THE EXERCISE: Compute the number of lines that include the string "title", then output that number and nothing else.

Dataset records:

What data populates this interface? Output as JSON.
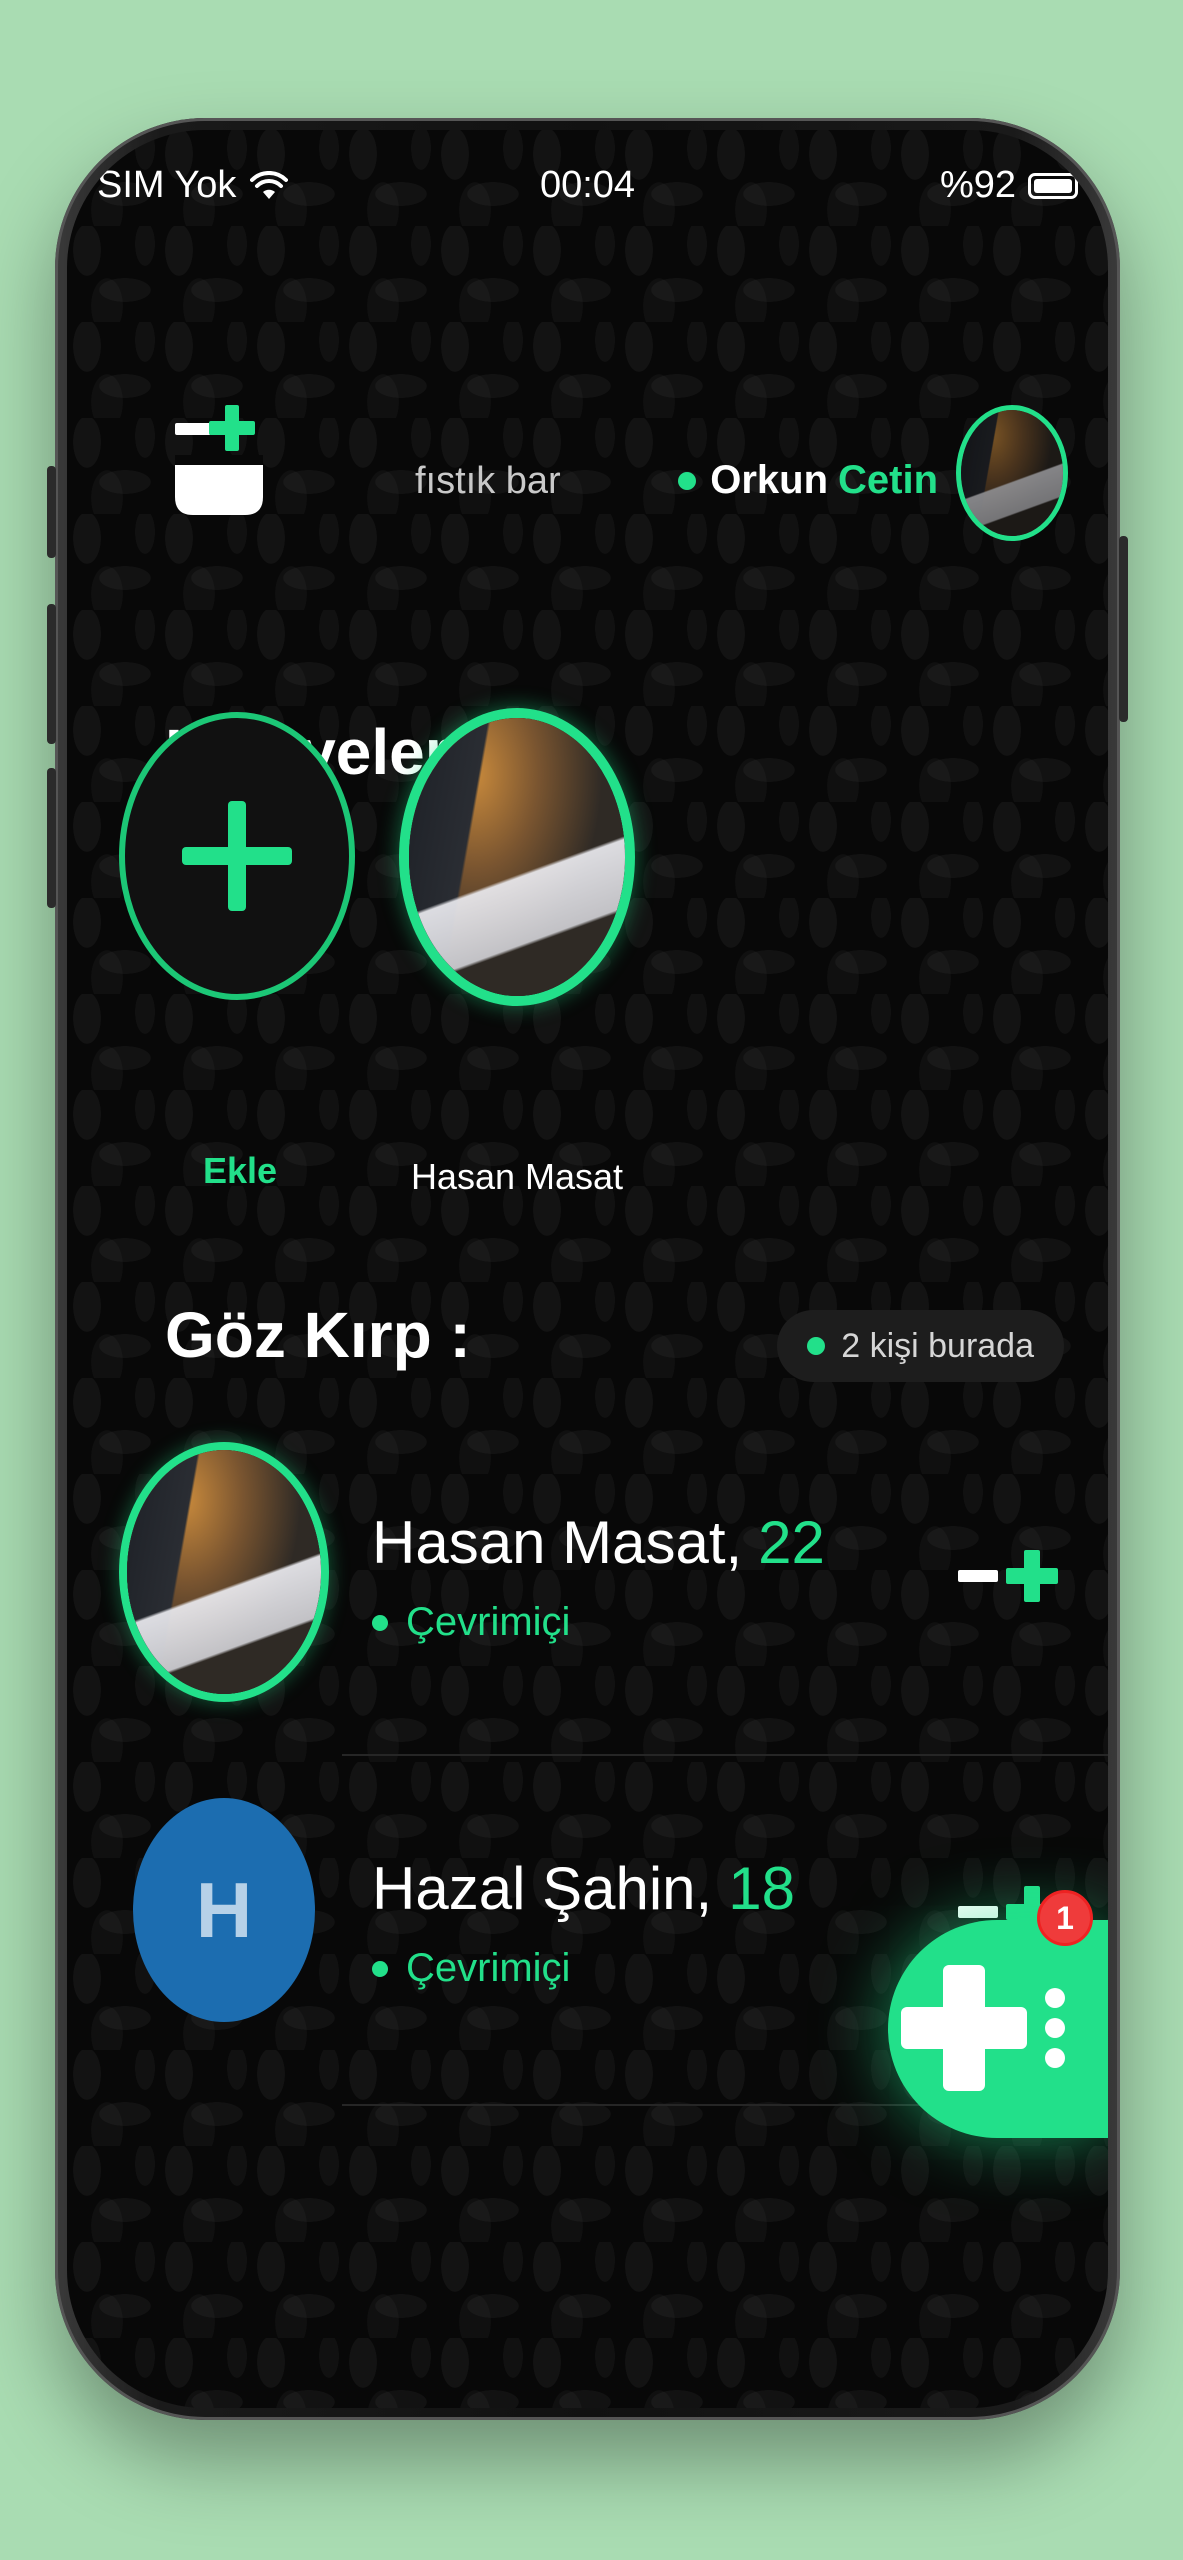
{
  "status_bar": {
    "carrier": "SIM Yok",
    "time": "00:04",
    "battery": "%92"
  },
  "header": {
    "app_name": "fıstık bar",
    "user_first": "Orkun",
    "user_last": "Cetin"
  },
  "stories": {
    "title": "Hikayeler:",
    "add_label": "Ekle",
    "items": [
      {
        "name": "Hasan Masat"
      }
    ]
  },
  "nearby": {
    "title": "Göz Kırp :",
    "count_label": "2 kişi burada",
    "users": [
      {
        "name": "Hasan Masat,",
        "age": "22",
        "status": "Çevrimiçi"
      },
      {
        "name": "Hazal Şahin,",
        "age": "18",
        "status": "Çevrimiçi",
        "initial": "H"
      }
    ]
  },
  "fab": {
    "badge": "1"
  },
  "colors": {
    "accent": "#22e08a",
    "background": "#a9dcb2",
    "avatar_blue": "#1c6db0",
    "badge_red": "#ef3b3b"
  }
}
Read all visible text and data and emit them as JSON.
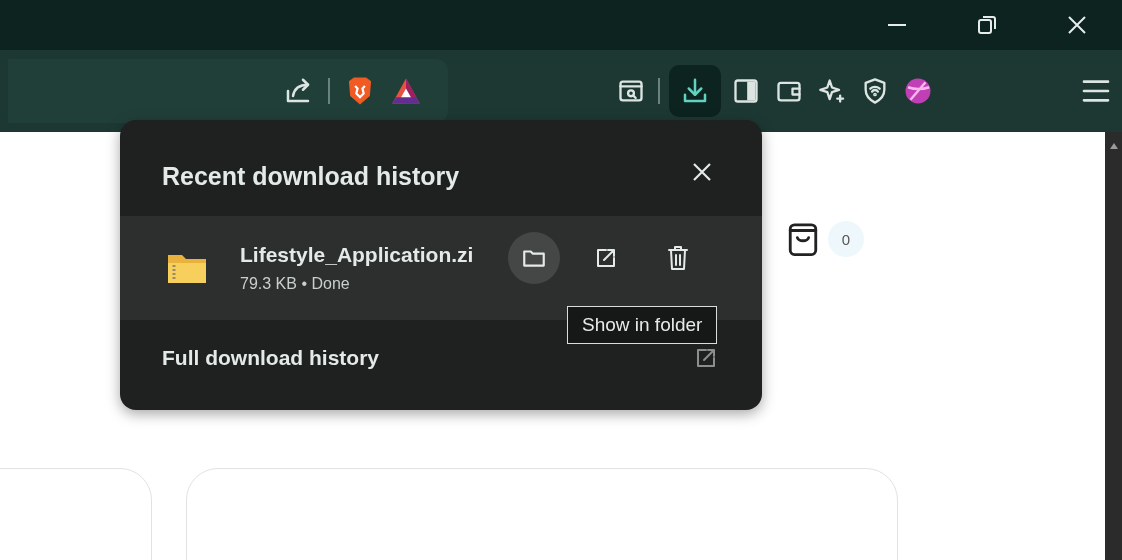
{
  "address_bar_buttons": [
    {
      "kind": "share"
    },
    {
      "kind": "shields"
    },
    {
      "kind": "rewards"
    }
  ],
  "toolbar_buttons": [
    {
      "kind": "reader",
      "selected": false
    },
    {
      "kind": "download",
      "selected": true
    },
    {
      "kind": "sidebar",
      "selected": false
    },
    {
      "kind": "wallet",
      "selected": false
    },
    {
      "kind": "leo",
      "selected": false
    },
    {
      "kind": "vpn",
      "selected": false
    },
    {
      "kind": "profile",
      "selected": false
    },
    {
      "kind": "menu",
      "selected": false
    }
  ],
  "download_popup": {
    "title": "Recent download history",
    "item": {
      "name": "Lifestyle_Application.zi",
      "status": "79.3 KB • Done",
      "actions": [
        {
          "kind": "folder",
          "hovered": true
        },
        {
          "kind": "open",
          "hovered": false
        },
        {
          "kind": "delete",
          "hovered": false
        }
      ]
    },
    "footer": "Full download history",
    "tooltip": "Show in folder"
  },
  "page": {
    "cart_count": "0"
  }
}
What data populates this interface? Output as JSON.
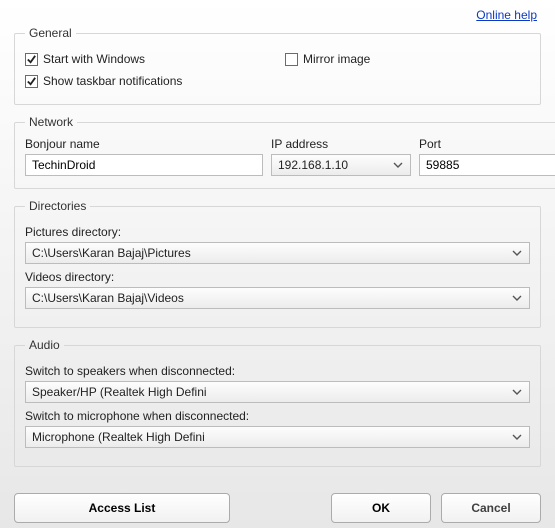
{
  "help_link": "Online help",
  "general": {
    "legend": "General",
    "start_with_windows": {
      "label": "Start with Windows",
      "checked": true
    },
    "mirror_image": {
      "label": "Mirror image",
      "checked": false
    },
    "show_taskbar": {
      "label": "Show taskbar notifications",
      "checked": true
    }
  },
  "network": {
    "legend": "Network",
    "bonjour_label": "Bonjour name",
    "bonjour_value": "TechinDroid",
    "ip_label": "IP address",
    "ip_value": "192.168.1.10",
    "port_label": "Port",
    "port_value": "59885"
  },
  "directories": {
    "legend": "Directories",
    "pictures_label": "Pictures directory:",
    "pictures_value": "C:\\Users\\Karan Bajaj\\Pictures",
    "videos_label": "Videos directory:",
    "videos_value": "C:\\Users\\Karan Bajaj\\Videos"
  },
  "audio": {
    "legend": "Audio",
    "speakers_label": "Switch to speakers when disconnected:",
    "speakers_value": "Speaker/HP (Realtek High Defini",
    "mic_label": "Switch to microphone when disconnected:",
    "mic_value": "Microphone (Realtek High Defini"
  },
  "buttons": {
    "access": "Access List",
    "ok": "OK",
    "cancel": "Cancel"
  }
}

EXERCISE OUTPUT: 3